# Requirement:
Go through the material below and copy each line where the word "this" appears.

Records excerpted from a collection:
= = = =

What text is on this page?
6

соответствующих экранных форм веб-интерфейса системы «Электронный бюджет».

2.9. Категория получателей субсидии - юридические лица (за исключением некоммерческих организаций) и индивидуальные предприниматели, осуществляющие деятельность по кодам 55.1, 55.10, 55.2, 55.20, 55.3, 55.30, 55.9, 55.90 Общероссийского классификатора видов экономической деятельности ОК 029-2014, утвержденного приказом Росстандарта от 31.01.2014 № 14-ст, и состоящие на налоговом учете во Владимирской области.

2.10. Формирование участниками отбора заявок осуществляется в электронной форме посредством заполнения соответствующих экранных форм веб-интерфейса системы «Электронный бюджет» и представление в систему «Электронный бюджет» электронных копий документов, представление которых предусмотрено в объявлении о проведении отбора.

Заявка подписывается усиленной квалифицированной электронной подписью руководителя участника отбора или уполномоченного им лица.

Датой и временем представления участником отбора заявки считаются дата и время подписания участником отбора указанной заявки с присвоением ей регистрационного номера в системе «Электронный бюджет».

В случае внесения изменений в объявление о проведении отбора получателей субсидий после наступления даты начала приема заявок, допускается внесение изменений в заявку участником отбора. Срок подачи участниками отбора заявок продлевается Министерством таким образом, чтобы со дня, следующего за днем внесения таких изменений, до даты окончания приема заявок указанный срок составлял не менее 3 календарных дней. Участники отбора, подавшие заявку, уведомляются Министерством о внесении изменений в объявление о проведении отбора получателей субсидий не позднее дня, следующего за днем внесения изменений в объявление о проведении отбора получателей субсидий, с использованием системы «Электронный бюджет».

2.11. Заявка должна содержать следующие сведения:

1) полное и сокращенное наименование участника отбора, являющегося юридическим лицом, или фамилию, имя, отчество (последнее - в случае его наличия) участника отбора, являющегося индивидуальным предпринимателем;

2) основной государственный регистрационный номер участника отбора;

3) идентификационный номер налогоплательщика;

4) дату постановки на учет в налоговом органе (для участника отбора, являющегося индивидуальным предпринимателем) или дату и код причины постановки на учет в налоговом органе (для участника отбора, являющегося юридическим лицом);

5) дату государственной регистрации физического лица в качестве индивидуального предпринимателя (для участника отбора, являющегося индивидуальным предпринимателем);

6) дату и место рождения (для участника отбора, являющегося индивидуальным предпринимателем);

= = = =

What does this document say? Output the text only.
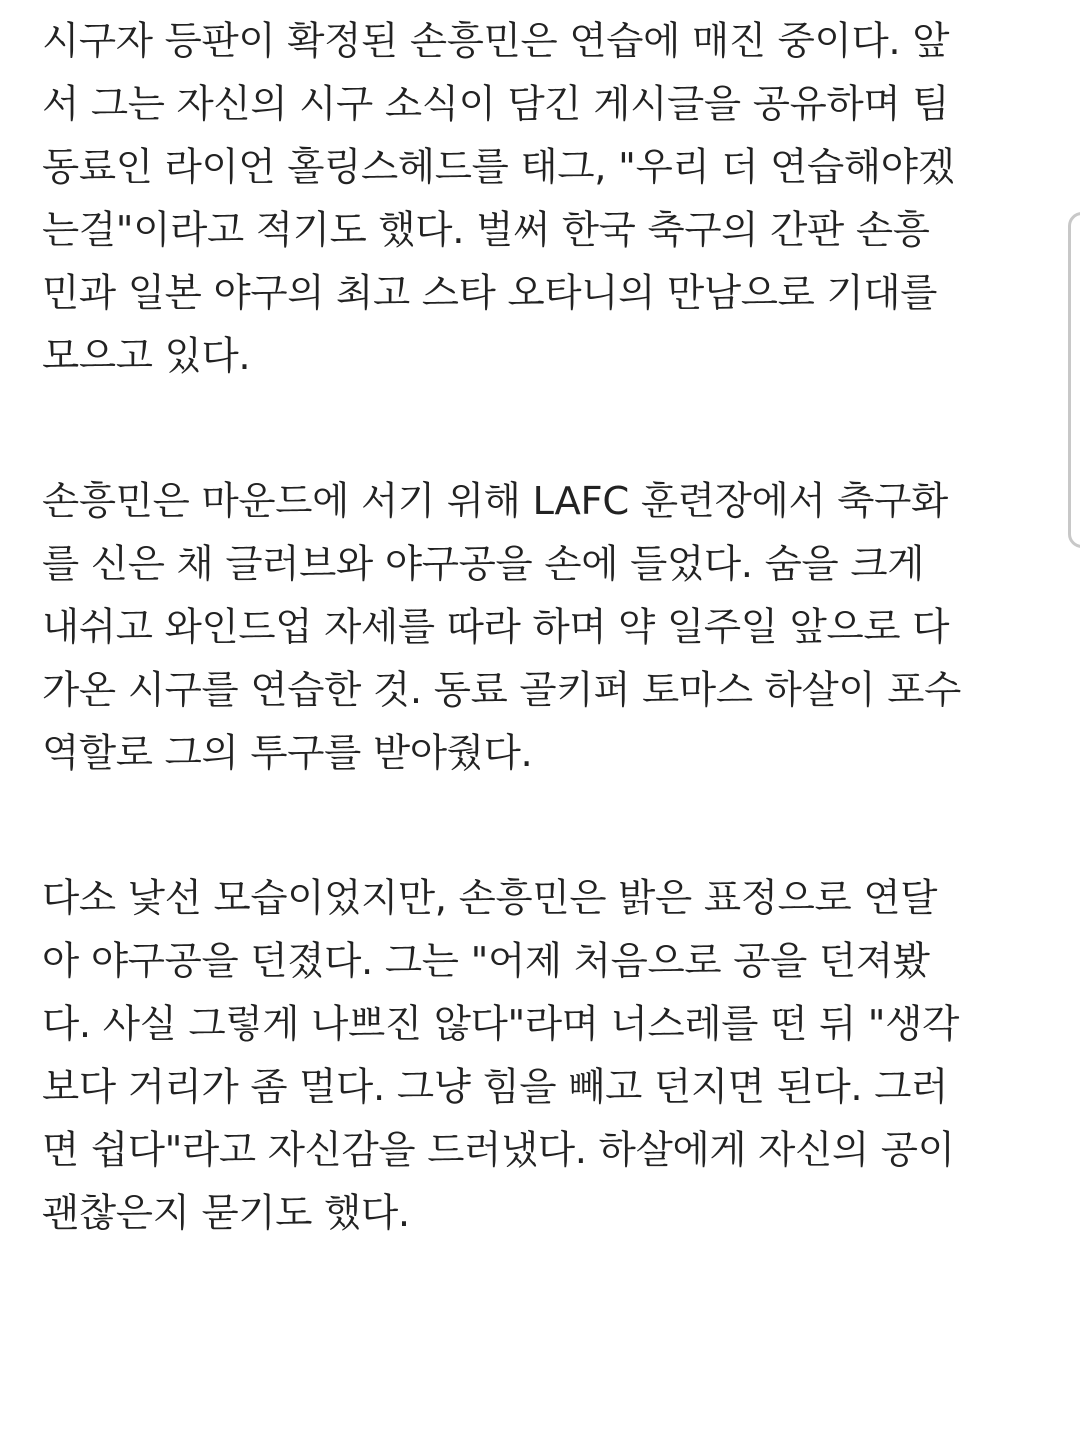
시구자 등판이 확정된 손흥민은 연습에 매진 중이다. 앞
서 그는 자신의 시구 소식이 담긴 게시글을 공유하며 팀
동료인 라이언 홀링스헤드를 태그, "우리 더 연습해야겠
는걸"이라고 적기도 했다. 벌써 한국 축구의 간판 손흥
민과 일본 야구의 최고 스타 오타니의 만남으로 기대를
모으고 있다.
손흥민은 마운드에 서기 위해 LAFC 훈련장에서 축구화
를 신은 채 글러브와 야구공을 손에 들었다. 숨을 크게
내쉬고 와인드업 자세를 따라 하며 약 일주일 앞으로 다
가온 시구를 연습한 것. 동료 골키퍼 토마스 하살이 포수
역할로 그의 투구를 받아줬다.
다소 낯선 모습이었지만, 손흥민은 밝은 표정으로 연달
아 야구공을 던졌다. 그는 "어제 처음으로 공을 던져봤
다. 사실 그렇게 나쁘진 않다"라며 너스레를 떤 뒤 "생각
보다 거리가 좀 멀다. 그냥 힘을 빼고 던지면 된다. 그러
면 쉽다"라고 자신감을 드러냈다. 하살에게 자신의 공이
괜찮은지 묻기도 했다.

= = = =

# Task answer:
What text is on this page?
What does this document say? Output the text only.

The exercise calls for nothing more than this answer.